**Objective**
Show each line of the data below that has the string "name" in it.

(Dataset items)

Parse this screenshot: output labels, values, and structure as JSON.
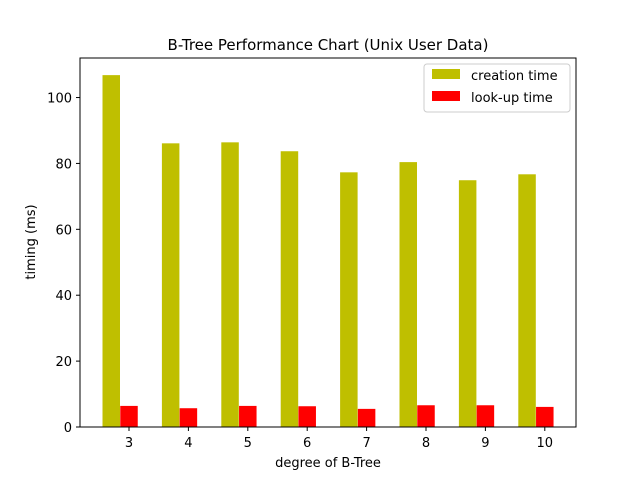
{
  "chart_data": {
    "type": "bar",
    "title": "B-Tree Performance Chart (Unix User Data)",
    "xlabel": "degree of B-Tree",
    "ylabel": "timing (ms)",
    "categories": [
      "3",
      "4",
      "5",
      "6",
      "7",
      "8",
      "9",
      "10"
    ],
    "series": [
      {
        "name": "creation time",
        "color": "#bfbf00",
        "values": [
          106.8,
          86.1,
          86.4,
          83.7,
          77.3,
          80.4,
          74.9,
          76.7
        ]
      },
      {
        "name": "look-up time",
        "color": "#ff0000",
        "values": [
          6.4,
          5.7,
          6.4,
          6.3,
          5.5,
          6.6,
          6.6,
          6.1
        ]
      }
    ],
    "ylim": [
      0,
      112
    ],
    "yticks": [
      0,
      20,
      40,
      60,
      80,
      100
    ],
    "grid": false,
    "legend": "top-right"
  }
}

* * *

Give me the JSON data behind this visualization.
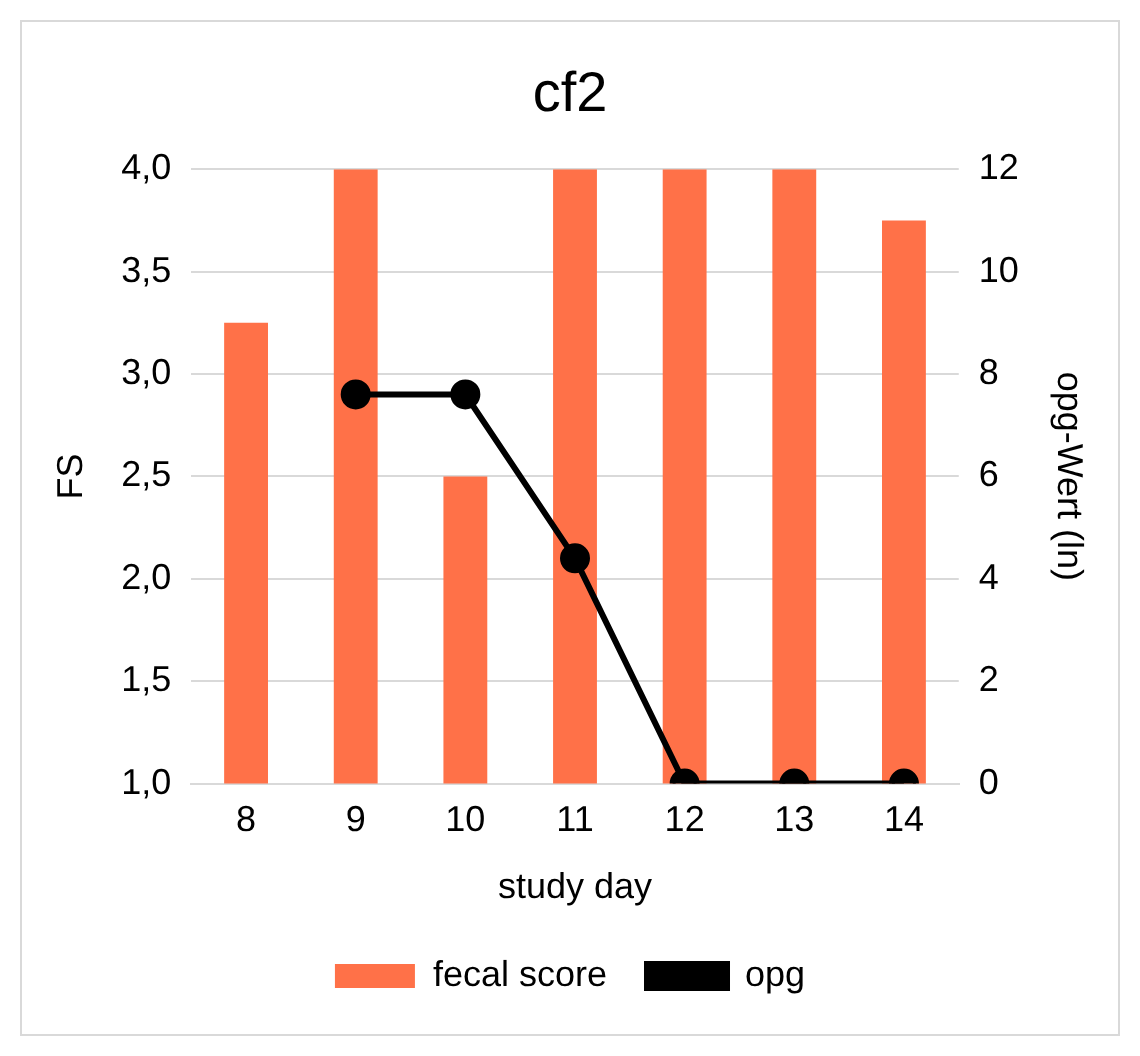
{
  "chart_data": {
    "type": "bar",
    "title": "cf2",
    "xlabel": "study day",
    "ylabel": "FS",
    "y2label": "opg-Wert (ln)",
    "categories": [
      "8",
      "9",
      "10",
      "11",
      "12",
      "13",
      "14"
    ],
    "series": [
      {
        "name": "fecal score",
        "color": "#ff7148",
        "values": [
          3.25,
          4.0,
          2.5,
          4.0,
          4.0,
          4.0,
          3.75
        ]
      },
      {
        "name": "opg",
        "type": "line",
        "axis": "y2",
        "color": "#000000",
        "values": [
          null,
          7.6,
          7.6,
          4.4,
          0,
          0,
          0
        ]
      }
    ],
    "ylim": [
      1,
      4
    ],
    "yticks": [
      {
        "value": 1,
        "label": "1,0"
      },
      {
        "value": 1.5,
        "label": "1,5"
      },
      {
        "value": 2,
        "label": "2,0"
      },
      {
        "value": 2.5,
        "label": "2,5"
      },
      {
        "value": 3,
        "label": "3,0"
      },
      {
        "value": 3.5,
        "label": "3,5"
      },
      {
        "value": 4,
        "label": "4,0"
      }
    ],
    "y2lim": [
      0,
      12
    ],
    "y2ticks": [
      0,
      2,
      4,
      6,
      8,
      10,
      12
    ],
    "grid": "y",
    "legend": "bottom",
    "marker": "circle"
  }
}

--

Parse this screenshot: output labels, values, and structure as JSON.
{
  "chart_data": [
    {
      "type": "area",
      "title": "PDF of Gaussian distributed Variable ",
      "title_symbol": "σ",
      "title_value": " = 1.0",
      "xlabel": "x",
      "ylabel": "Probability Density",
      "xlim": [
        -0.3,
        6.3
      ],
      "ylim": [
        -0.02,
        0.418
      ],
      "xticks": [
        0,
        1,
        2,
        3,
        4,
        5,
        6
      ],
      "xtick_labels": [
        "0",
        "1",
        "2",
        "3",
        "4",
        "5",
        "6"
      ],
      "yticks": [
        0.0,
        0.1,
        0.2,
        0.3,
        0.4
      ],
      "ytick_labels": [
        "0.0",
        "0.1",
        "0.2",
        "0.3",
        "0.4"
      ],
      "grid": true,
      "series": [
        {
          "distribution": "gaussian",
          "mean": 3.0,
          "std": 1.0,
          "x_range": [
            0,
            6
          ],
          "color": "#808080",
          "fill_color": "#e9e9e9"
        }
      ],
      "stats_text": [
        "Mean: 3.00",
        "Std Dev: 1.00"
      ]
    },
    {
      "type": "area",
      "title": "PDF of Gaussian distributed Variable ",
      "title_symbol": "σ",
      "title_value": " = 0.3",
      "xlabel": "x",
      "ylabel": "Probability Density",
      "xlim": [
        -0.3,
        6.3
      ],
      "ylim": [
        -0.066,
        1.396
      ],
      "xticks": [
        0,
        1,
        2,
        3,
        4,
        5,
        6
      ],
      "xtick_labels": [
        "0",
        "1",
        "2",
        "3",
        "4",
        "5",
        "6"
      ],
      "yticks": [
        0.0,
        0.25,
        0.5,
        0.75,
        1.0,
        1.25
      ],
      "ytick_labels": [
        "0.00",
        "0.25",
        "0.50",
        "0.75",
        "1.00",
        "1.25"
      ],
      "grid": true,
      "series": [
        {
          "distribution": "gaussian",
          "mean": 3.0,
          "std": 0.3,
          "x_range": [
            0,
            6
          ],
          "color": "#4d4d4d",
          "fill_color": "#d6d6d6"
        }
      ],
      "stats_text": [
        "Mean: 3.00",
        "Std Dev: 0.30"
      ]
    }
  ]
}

**Response to the exercise**
        "name": "creation time",
        "name": "look-up time",
        "name": "fecal score",
        "name": "opg",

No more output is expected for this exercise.